__REQUIRED WORK__: Pictures do not belong in the copy. Return all of the entries exactly.

_ _ _ _ _

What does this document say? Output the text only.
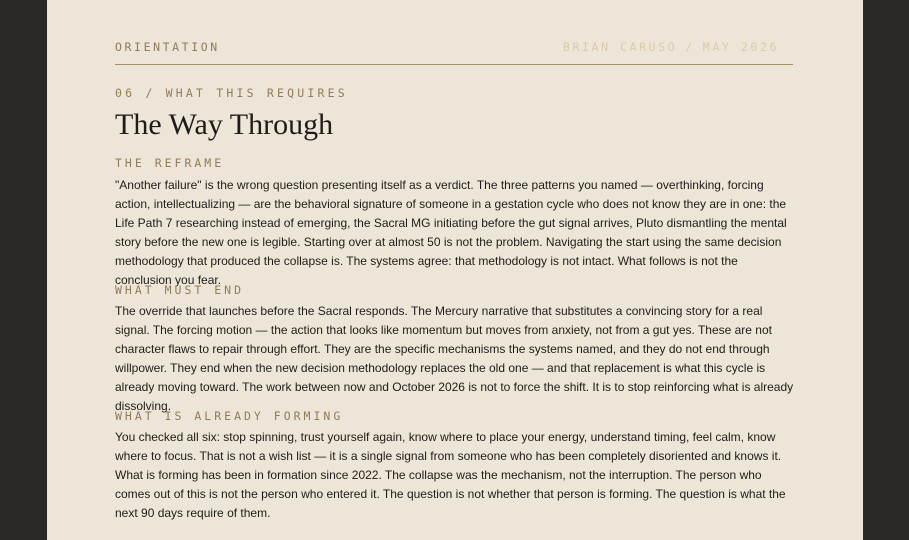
ORIENTATION	BRIAN CARUSO / MAY 2026
06 / WHAT THIS REQUIRES
The Way Through
THE REFRAME

"Another failure" is the wrong question presenting itself as a verdict. The three patterns you named — overthinking, forcing action, intellectualizing — are the behavioral signature of someone in a gestation cycle who does not know they are in one: the Life Path 7 researching instead of emerging, the Sacral MG initiating before the gut signal arrives, Pluto dismantling the mental story before the new one is legible. Starting over at almost 50 is not the problem. Navigating the start using the same decision methodology that produced the collapse is. The systems agree: that methodology is not intact. What follows is not the conclusion you fear.

WHAT MUST END

The override that launches before the Sacral responds. The Mercury narrative that substitutes a convincing story for a real signal. The forcing motion — the action that looks like momentum but moves from anxiety, not from a gut yes. These are not character flaws to repair through effort. They are the specific mechanisms the systems named, and they do not end through willpower. They end when the new decision methodology replaces the old one — and that replacement is what this cycle is already moving toward. The work between now and October 2026 is not to force the shift. It is to stop reinforcing what is already dissolving.

WHAT IS ALREADY FORMING

You checked all six: stop spinning, trust yourself again, know where to place your energy, understand timing, feel calm, know where to focus. That is not a wish list — it is a single signal from someone who has been completely disoriented and knows it. What is forming has been in formation since 2022. The collapse was the mechanism, not the interruption. The person who comes out of this is not the person who entered it. The question is not whether that person is forming. The question is what the next 90 days require of them.
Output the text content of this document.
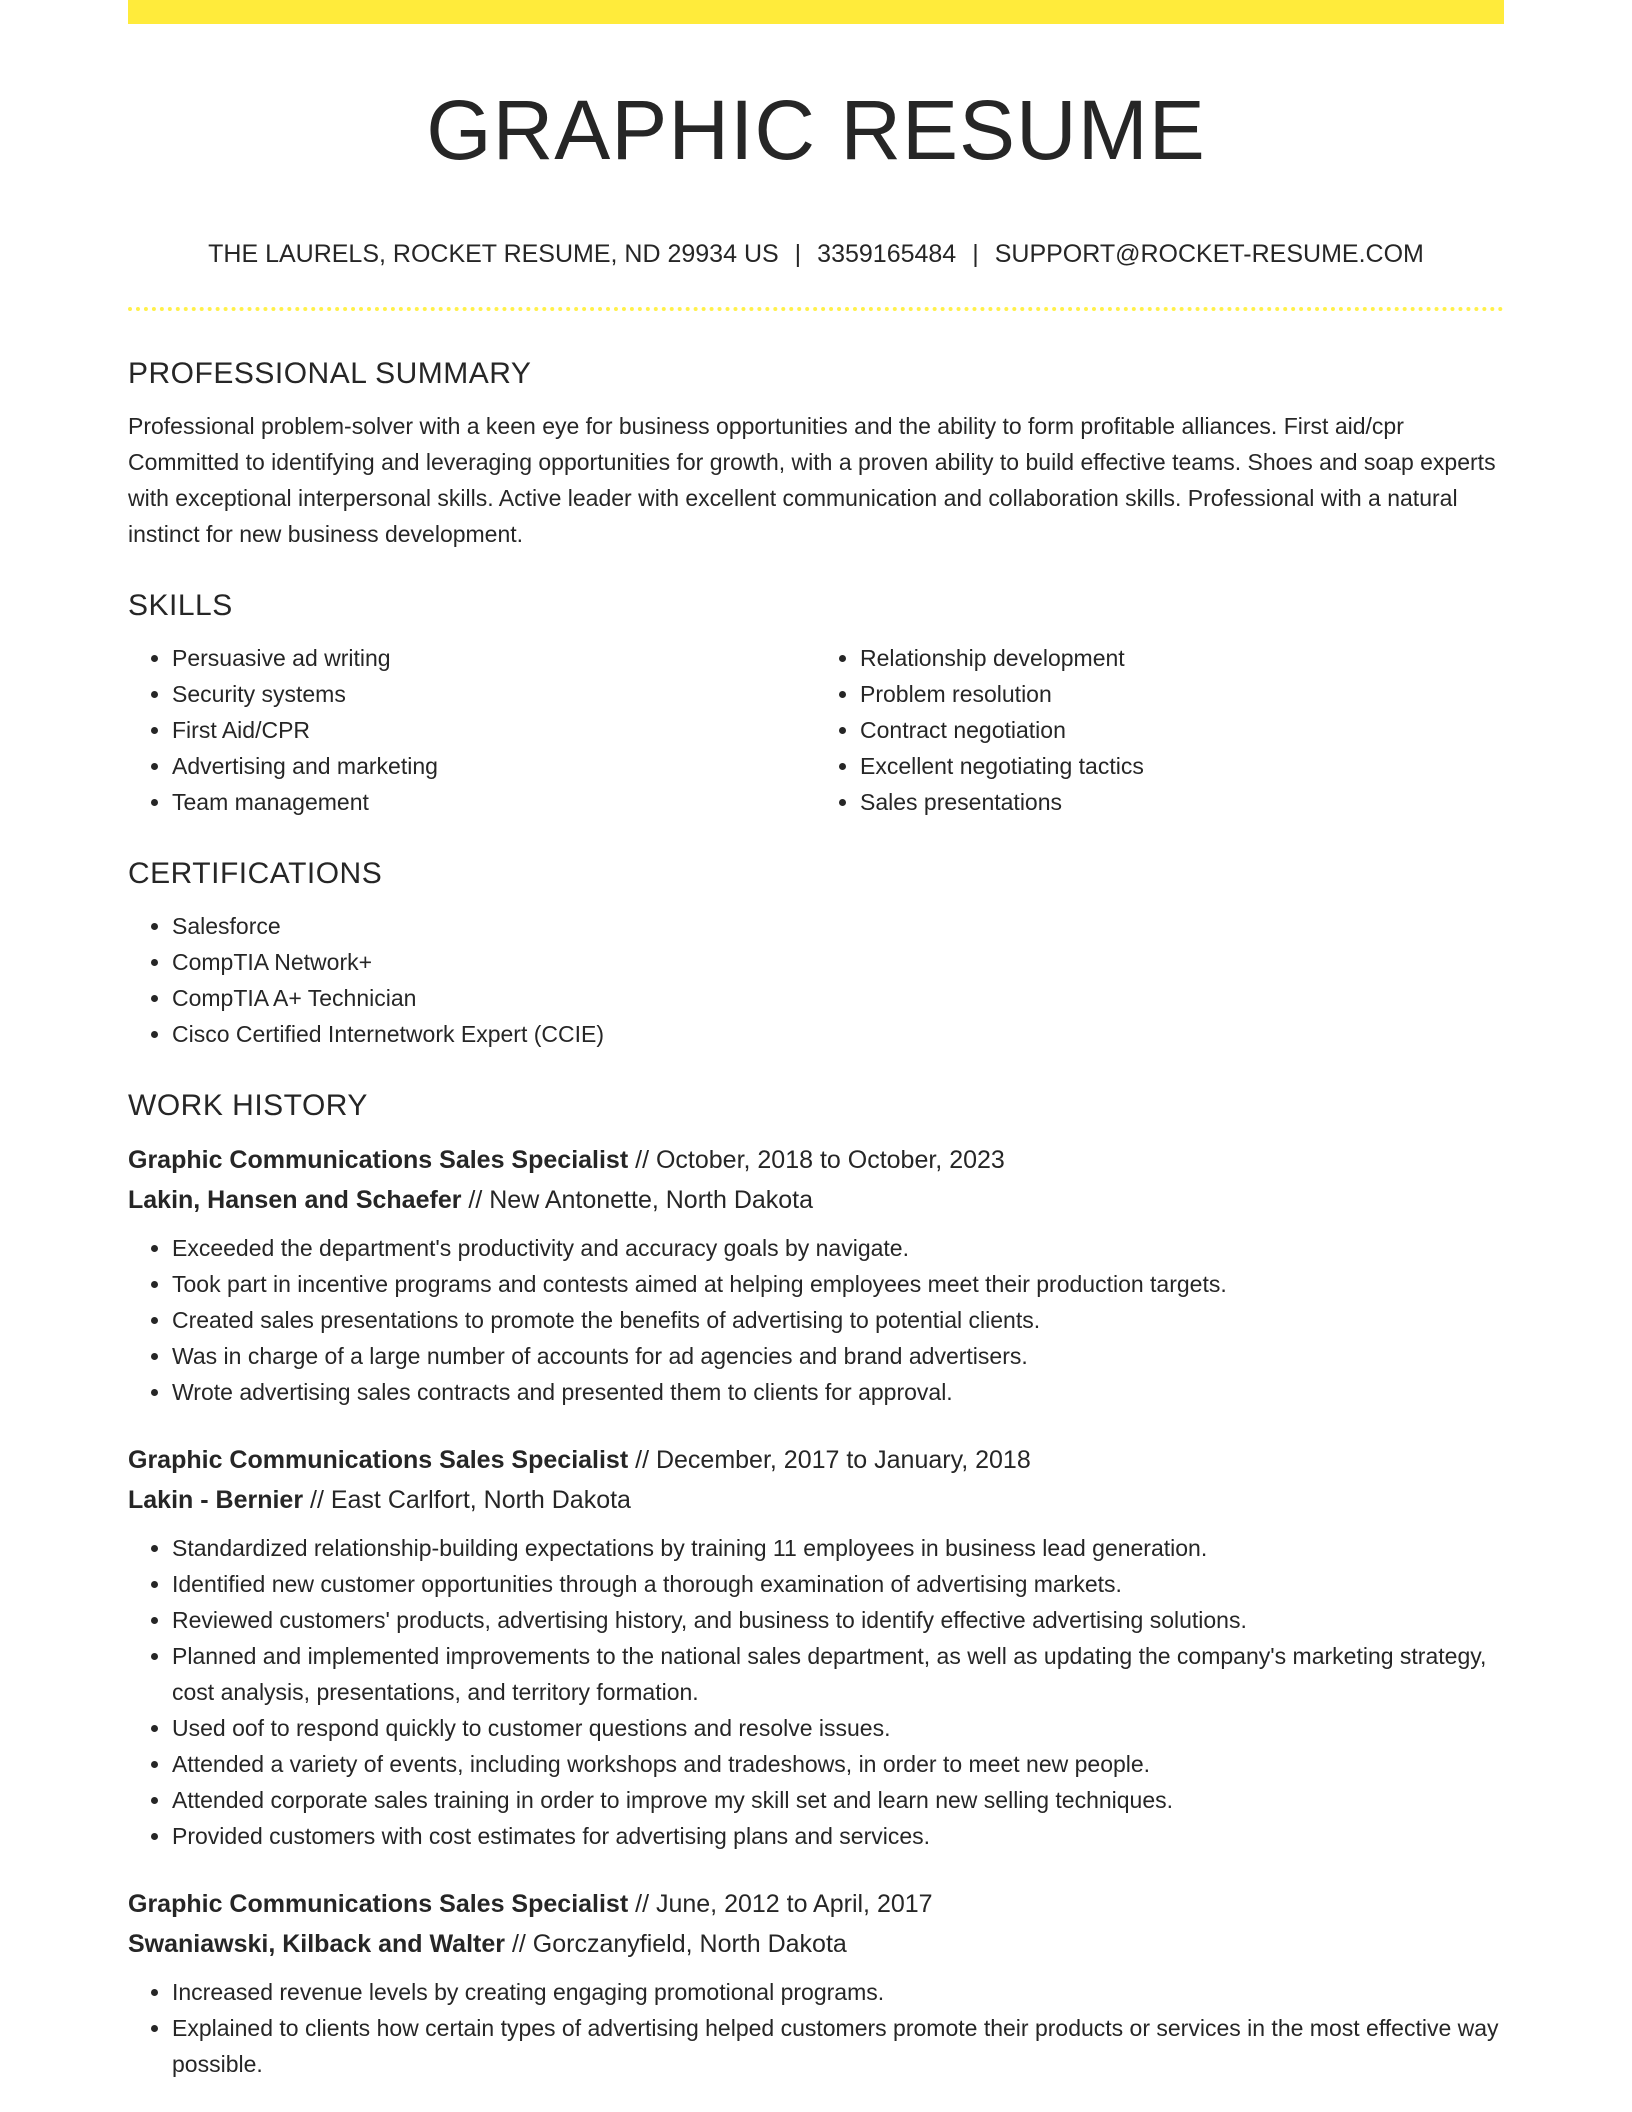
GRAPHIC RESUME
THE LAURELS, ROCKET RESUME, ND 29934 US | 3359165484 | SUPPORT@ROCKET-RESUME.COM
PROFESSIONAL SUMMARY

Professional problem-solver with a keen eye for business opportunities and the ability to form profitable alliances. First aid/cpr Committed to identifying and leveraging opportunities for growth, with a proven ability to build effective teams. Shoes and soap experts with exceptional interpersonal skills. Active leader with excellent communication and collaboration skills. Professional with a natural instinct for new business development.

SKILLS
• Persuasive ad writing
• Security systems
• First Aid/CPR
• Advertising and marketing
• Team management
• Relationship development
• Problem resolution
• Contract negotiation
• Excellent negotiating tactics
• Sales presentations
CERTIFICATIONS
• Salesforce
• CompTIA Network+
• CompTIA A+ Technician
• Cisco Certified Internetwork Expert (CCIE)
WORK HISTORY
Graphic Communications Sales Specialist // October, 2018 to October, 2023
Lakin, Hansen and Schaefer // New Antonette, North Dakota
• Exceeded the department's productivity and accuracy goals by navigate.
• Took part in incentive programs and contests aimed at helping employees meet their production targets.
• Created sales presentations to promote the benefits of advertising to potential clients.
• Was in charge of a large number of accounts for ad agencies and brand advertisers.
• Wrote advertising sales contracts and presented them to clients for approval.
Graphic Communications Sales Specialist // December, 2017 to January, 2018
Lakin - Bernier // East Carlfort, North Dakota
• Standardized relationship-building expectations by training 11 employees in business lead generation.
• Identified new customer opportunities through a thorough examination of advertising markets.
• Reviewed customers' products, advertising history, and business to identify effective advertising solutions.
• Planned and implemented improvements to the national sales department, as well as updating the company's marketing strategy, cost analysis, presentations, and territory formation.
• Used oof to respond quickly to customer questions and resolve issues.
• Attended a variety of events, including workshops and tradeshows, in order to meet new people.
• Attended corporate sales training in order to improve my skill set and learn new selling techniques.
• Provided customers with cost estimates for advertising plans and services.
Graphic Communications Sales Specialist // June, 2012 to April, 2017
Swaniawski, Kilback and Walter // Gorczanyfield, North Dakota
• Increased revenue levels by creating engaging promotional programs.
• Explained to clients how certain types of advertising helped customers promote their products or services in the most effective way possible.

_ _ _ _ _

__COMPLETED EXERCISE__:
What does this document say? Output the text only.
ORIENTATION	BRIAN CARUSO / MAY 2026
06 / WHAT THIS REQUIRES
The Way Through
THE REFRAME

"Another failure" is the wrong question presenting itself as a verdict. The three patterns you named — overthinking, forcing action, intellectualizing — are the behavioral signature of someone in a gestation cycle who does not know they are in one: the Life Path 7 researching instead of emerging, the Sacral MG initiating before the gut signal arrives, Pluto dismantling the mental story before the new one is legible. Starting over at almost 50 is not the problem. Navigating the start using the same decision methodology that produced the collapse is. The systems agree: that methodology is not intact. What follows is not the conclusion you fear.

WHAT MUST END

The override that launches before the Sacral responds. The Mercury narrative that substitutes a convincing story for a real signal. The forcing motion — the action that looks like momentum but moves from anxiety, not from a gut yes. These are not character flaws to repair through effort. They are the specific mechanisms the systems named, and they do not end through willpower. They end when the new decision methodology replaces the old one — and that replacement is what this cycle is already moving toward. The work between now and October 2026 is not to force the shift. It is to stop reinforcing what is already dissolving.

WHAT IS ALREADY FORMING

You checked all six: stop spinning, trust yourself again, know where to place your energy, understand timing, feel calm, know where to focus. That is not a wish list — it is a single signal from someone who has been completely disoriented and knows it. What is forming has been in formation since 2022. The collapse was the mechanism, not the interruption. The person who comes out of this is not the person who entered it. The question is not whether that person is forming. The question is what the next 90 days require of them.
Output the text content of this document.
GRAPHIC RESUME
THE LAURELS, ROCKET RESUME, ND 29934 US | 3359165484 | SUPPORT@ROCKET-RESUME.COM
PROFESSIONAL SUMMARY

Professional problem-solver with a keen eye for business opportunities and the ability to form profitable alliances. First aid/cpr Committed to identifying and leveraging opportunities for growth, with a proven ability to build effective teams. Shoes and soap experts with exceptional interpersonal skills. Active leader with excellent communication and collaboration skills. Professional with a natural instinct for new business development.

SKILLS
• Persuasive ad writing
• Security systems
• First Aid/CPR
• Advertising and marketing
• Team management
• Relationship development
• Problem resolution
• Contract negotiation
• Excellent negotiating tactics
• Sales presentations
CERTIFICATIONS
• Salesforce
• CompTIA Network+
• CompTIA A+ Technician
• Cisco Certified Internetwork Expert (CCIE)
WORK HISTORY
Graphic Communications Sales Specialist // October, 2018 to October, 2023
Lakin, Hansen and Schaefer // New Antonette, North Dakota
• Exceeded the department's productivity and accuracy goals by navigate.
• Took part in incentive programs and contests aimed at helping employees meet their production targets.
• Created sales presentations to promote the benefits of advertising to potential clients.
• Was in charge of a large number of accounts for ad agencies and brand advertisers.
• Wrote advertising sales contracts and presented them to clients for approval.
Graphic Communications Sales Specialist // December, 2017 to January, 2018
Lakin - Bernier // East Carlfort, North Dakota
• Standardized relationship-building expectations by training 11 employees in business lead generation.
• Identified new customer opportunities through a thorough examination of advertising markets.
• Reviewed customers' products, advertising history, and business to identify effective advertising solutions.
• Planned and implemented improvements to the national sales department, as well as updating the company's marketing strategy, cost analysis, presentations, and territory formation.
• Used oof to respond quickly to customer questions and resolve issues.
• Attended a variety of events, including workshops and tradeshows, in order to meet new people.
• Attended corporate sales training in order to improve my skill set and learn new selling techniques.
• Provided customers with cost estimates for advertising plans and services.
Graphic Communications Sales Specialist // June, 2012 to April, 2017
Swaniawski, Kilback and Walter // Gorczanyfield, North Dakota
• Increased revenue levels by creating engaging promotional programs.
• Explained to clients how certain types of advertising helped customers promote their products or services in the most effective way possible.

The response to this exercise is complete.